Look below. Copy each line that has "category" in it.

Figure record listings
* START *

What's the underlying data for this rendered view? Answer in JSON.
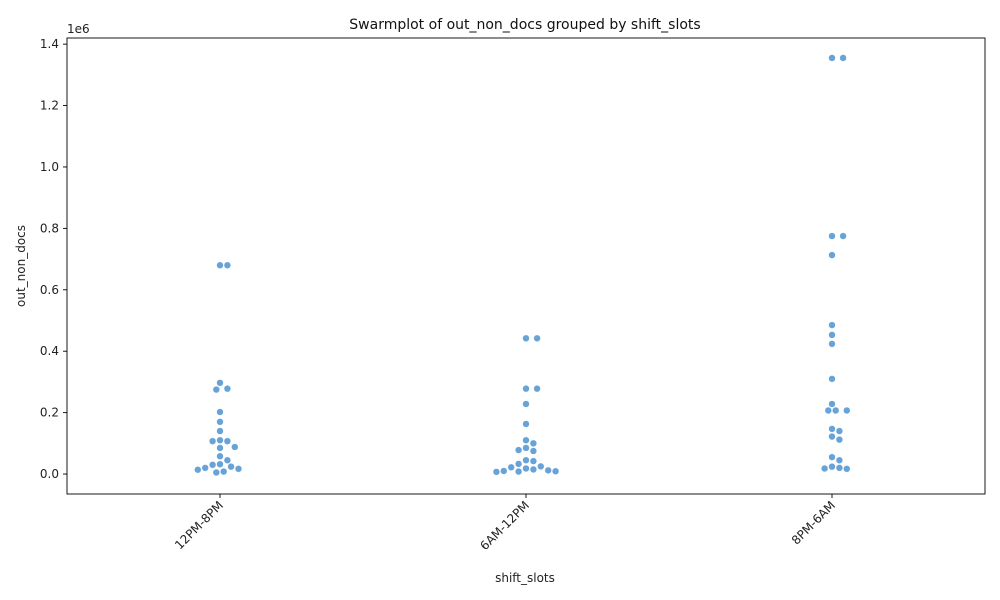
{
  "chart_data": {
    "type": "scatter",
    "subtype": "swarm",
    "title": "Swarmplot of out_non_docs grouped by shift_slots",
    "xlabel": "shift_slots",
    "ylabel": "out_non_docs",
    "y_offset_text": "1e6",
    "ylim": [
      -65000,
      1420000
    ],
    "y_ticks": [
      0,
      200000,
      400000,
      600000,
      800000,
      1000000,
      1200000,
      1400000
    ],
    "y_tick_labels": [
      "0.0",
      "0.2",
      "0.4",
      "0.6",
      "0.8",
      "1.0",
      "1.2",
      "1.4"
    ],
    "categories": [
      "12PM-8PM",
      "6AM-12PM",
      "8PM-6AM"
    ],
    "grid": false,
    "marker_color": "#5b9bd5",
    "series": [
      {
        "category": "12PM-8PM",
        "values": [
          680000,
          680000,
          297000,
          278000,
          275000,
          202000,
          170000,
          140000,
          110000,
          107000,
          107000,
          88000,
          85000,
          58000,
          45000,
          32000,
          30000,
          24000,
          20000,
          17000,
          14000,
          8000,
          5000
        ]
      },
      {
        "category": "6AM-12PM",
        "values": [
          442000,
          442000,
          278000,
          278000,
          228000,
          163000,
          110000,
          100000,
          85000,
          78000,
          75000,
          45000,
          42000,
          33000,
          25000,
          22000,
          18000,
          15000,
          12000,
          10000,
          9000,
          8000,
          7000
        ]
      },
      {
        "category": "8PM-6AM",
        "values": [
          1355000,
          1355000,
          775000,
          775000,
          713000,
          485000,
          453000,
          424000,
          310000,
          228000,
          207000,
          207000,
          207000,
          147000,
          140000,
          122000,
          112000,
          55000,
          45000,
          24000,
          20000,
          18000,
          17000
        ]
      }
    ]
  }
}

* END *

- [RESPONSE TO THIS TASK]:
        "category": "12PM-8PM",
        "category": "6AM-12PM",
        "category": "8PM-6AM",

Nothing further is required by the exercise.